| WHAT TO PRODUCE |
Reproduce the material exactly, omitting nothing.

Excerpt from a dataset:
■ ■ ■ ■ ■
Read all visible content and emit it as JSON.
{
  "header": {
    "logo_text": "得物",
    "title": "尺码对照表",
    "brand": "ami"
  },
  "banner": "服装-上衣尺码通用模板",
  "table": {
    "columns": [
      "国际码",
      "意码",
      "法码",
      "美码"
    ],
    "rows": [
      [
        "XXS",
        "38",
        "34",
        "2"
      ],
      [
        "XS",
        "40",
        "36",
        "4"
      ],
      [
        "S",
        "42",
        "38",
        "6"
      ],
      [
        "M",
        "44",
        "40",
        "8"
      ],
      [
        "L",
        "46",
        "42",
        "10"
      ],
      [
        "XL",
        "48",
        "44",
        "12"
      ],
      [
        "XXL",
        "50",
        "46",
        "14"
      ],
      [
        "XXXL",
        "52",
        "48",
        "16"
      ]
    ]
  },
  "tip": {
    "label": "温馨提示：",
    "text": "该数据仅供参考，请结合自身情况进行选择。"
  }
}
■ ■ ■ ■ ■
| WRITTEN SOLUTION |
Read all visible content and emit it as JSON.
{
  "header": {
    "logo_text": "得物",
    "title": "尺码对照表",
    "brand": "ami"
  },
  "banner": "服装-上衣尺码通用模板",
  "table": {
    "columns": [
      "国际码",
      "意码",
      "法码",
      "美码"
    ],
    "rows": [
      [
        "XXS",
        "38",
        "34",
        "2"
      ],
      [
        "XS",
        "40",
        "36",
        "4"
      ],
      [
        "S",
        "42",
        "38",
        "6"
      ],
      [
        "M",
        "44",
        "40",
        "8"
      ],
      [
        "L",
        "46",
        "42",
        "10"
      ],
      [
        "XL",
        "48",
        "44",
        "12"
      ],
      [
        "XXL",
        "50",
        "46",
        "14"
      ],
      [
        "XXXL",
        "52",
        "48",
        "16"
      ]
    ]
  },
  "tip": {
    "label": "温馨提示：",
    "text": "该数据仅供参考，请结合自身情况进行选择。"
  }
}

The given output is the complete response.